--- TEXT PASSAGE ---

Leveraging Technology in Admissions
Colleges and universities have access to such a vast amount of data that effective control systems are necessary to manage it all. Google Analytics has become the norm to understand the many alternate entry and exit points of today’s enrolment paths, and schools are seeking to apply this accumulated data to derive long-term trends. Paperless admissions software, such as AMP, make it easier to organize graduate admissions from application to interview, providing access to applicant portfolios, custom reporting and much more.
As an institution’s website is the primary source of information for prospective students, it is imperative that the admissions and acceptance processes are communicated as clearly as possible. Applicants and their parents are full of questions about each stage of the process, not just admissions, so demystifying the next steps may just make the difference in enrolment.
Example: UBC makes understanding the admission process more transparent, empathizing with applicants asking “Now what?”
Making the Offer
Applicants should receive an email within a few weeks to acknowledge their application’s receipt by the Admissions Office and, if possible, know when and what to expect from the department in the coming months. Some schools have seized the opportunity of the admissions offer to make a memorable impression in the minds of incoming students. Marquette University and its official mascot hand delivered letters of admissions in January, capturing the action on camera for social media success.

---

• [WHAT TO WORK ON]:
- A) In the passage on technology in admissions, swap "mascot" for "president" and write out the part between "Making the Offer" and "social media success.", inclusive.
- B) Please extend the passage on technology in admissions, starting after its last sentence.

--- LISTED RECORDS ---

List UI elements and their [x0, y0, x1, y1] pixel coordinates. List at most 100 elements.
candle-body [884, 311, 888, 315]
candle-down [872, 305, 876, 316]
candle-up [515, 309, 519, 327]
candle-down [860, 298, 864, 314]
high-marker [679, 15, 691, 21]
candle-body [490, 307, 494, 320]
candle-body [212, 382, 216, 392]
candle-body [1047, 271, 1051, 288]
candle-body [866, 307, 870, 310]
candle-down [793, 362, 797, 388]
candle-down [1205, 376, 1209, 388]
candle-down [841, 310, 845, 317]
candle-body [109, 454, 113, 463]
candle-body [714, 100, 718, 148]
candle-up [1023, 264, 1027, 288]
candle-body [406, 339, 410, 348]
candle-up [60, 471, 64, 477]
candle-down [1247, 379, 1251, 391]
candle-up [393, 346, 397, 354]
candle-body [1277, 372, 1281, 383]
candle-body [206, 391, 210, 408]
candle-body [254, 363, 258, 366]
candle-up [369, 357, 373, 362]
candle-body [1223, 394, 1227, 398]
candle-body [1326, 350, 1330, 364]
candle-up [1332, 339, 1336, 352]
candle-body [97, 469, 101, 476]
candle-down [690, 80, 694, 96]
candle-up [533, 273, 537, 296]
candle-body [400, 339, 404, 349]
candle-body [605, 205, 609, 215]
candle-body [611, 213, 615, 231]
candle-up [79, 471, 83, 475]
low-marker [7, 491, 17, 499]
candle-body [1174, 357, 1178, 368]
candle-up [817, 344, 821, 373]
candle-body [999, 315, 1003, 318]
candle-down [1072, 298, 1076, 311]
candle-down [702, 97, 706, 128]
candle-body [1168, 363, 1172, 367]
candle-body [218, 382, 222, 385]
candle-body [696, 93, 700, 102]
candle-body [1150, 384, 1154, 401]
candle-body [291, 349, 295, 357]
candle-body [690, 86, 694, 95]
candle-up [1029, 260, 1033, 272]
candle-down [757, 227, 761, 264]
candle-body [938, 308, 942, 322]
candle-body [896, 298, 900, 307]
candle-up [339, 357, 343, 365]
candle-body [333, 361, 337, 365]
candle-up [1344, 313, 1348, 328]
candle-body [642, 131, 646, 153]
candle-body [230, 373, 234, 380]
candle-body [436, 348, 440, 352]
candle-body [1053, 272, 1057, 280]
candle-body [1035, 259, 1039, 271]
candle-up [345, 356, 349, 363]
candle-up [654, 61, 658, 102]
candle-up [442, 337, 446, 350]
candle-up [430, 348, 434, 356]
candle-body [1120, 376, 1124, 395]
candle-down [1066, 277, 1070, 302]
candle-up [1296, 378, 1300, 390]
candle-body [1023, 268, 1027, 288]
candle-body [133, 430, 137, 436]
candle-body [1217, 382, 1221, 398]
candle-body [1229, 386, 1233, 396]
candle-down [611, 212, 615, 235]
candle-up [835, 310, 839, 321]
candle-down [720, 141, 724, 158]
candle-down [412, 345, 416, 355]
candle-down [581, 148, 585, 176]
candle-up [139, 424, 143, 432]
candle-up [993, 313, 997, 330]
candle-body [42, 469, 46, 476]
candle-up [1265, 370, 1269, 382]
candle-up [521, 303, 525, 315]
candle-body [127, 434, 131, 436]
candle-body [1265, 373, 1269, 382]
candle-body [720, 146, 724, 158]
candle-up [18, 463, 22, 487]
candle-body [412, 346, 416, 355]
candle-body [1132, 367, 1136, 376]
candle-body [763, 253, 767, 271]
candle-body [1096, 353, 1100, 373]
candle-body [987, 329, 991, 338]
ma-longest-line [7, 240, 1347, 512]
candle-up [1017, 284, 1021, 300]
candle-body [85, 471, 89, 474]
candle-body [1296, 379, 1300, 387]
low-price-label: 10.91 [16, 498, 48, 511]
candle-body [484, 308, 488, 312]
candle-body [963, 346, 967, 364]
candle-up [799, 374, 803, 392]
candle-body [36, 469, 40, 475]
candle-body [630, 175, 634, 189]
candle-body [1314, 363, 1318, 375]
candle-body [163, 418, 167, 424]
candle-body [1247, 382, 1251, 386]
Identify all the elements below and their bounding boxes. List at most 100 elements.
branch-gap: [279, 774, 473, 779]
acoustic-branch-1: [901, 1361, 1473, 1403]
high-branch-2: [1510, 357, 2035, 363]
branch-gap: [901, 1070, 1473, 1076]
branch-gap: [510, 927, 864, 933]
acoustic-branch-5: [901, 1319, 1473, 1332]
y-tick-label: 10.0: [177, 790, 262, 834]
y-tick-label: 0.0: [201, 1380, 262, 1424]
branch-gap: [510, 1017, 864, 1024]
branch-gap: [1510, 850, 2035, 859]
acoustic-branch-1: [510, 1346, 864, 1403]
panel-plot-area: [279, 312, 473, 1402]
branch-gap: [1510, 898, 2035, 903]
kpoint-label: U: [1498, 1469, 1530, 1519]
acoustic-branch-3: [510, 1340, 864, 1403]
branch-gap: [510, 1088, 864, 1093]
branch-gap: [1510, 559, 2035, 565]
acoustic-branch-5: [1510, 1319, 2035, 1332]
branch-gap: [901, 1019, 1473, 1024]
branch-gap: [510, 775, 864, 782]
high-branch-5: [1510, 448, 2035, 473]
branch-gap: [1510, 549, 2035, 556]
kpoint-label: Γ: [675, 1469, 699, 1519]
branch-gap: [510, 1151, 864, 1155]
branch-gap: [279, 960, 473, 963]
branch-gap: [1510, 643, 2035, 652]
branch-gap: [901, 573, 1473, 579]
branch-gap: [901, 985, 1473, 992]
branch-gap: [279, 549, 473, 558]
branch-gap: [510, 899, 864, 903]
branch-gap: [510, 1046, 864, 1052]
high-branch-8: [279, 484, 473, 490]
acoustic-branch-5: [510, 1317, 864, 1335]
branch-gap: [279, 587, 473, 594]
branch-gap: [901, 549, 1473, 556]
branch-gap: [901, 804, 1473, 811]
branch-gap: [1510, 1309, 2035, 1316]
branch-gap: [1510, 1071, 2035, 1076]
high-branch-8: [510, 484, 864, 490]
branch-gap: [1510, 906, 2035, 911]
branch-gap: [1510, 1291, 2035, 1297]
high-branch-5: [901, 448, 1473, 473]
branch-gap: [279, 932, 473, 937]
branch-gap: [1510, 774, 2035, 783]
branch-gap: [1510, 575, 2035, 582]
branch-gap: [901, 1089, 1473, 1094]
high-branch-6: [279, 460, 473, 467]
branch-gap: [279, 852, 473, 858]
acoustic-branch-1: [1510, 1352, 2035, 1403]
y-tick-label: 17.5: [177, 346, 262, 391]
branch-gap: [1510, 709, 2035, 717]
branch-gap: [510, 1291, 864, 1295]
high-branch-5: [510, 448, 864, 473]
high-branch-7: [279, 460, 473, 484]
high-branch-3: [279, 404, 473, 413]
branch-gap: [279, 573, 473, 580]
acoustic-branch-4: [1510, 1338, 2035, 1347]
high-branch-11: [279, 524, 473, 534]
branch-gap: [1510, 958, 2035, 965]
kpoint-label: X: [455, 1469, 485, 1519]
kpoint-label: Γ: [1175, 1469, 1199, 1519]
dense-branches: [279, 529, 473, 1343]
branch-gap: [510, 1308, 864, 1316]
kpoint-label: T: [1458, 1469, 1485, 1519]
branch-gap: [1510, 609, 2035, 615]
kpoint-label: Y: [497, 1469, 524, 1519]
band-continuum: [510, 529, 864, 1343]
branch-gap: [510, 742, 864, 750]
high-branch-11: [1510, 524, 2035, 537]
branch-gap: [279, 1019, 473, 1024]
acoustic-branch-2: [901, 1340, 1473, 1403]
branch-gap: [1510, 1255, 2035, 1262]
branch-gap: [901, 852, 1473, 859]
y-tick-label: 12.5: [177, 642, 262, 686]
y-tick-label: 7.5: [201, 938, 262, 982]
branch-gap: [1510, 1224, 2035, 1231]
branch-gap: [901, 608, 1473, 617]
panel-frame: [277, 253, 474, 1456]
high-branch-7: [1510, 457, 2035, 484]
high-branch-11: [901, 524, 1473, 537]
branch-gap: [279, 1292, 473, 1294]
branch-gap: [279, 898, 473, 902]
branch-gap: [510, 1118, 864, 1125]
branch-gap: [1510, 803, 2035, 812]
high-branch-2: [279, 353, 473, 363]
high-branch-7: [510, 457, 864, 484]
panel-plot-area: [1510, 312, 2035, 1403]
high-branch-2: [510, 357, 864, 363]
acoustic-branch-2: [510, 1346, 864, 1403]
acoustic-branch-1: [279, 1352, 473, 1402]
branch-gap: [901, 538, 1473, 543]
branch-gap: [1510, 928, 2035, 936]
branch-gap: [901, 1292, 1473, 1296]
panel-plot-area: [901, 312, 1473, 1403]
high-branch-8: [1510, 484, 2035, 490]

---

• [RESULTS BY TASK]:
- A)
Making the Offer
Applicants should receive an email within a few weeks to acknowledge their application’s receipt by the Admissions Office and, if possible, know when and what to expect from the department in the coming months. Some schools have seized the opportunity of the admissions offer to make a memorable impression in the minds of incoming students. Marquette University and its official president hand delivered letters of admissions in January, capturing the action on camera for social media success.

- B)
Angi Roberts, Information Services Manager in Admission Services at the University of Guelph, wasn’t aware of this initiative but did see that a nearby university was including a hand-written note of congratulations in their offer packages. “We joked that we should send our Registrar out to hand-deliver offers, and that snowballed into sending our mascot (the gryphon),” she says in an interview with Karine Joly at collegewebeditor.com. The team identified three applicants who lived close to campus and had made the university their first choice, leveraging the resulting videos and pictures in all sorts of social media marketing, including a Twitter campaign called “wherewillGryphshowupnext.”
A posting to a popular student Facebook page yielded 2,277 likes and 21 comments in 12 hours. “The response has been incredible, and it has brought levity to what can be a nail-biting time for high school students awaiting news about their university choices,” reports Roberts.
The social media success of this latter campaign illustrates that a little creativity and great timing can go a long way in these times, with even arguably mundane parts of the admissions process potentially eligible to earn schools a slot in the spotlight. As student expectations evolve and universities seek new ways of engaging prospects, some are finding the old rules of admission are ripe for reinvention. We are always excited to see what will come next!
Has your school found innovative ways to improve student admissions?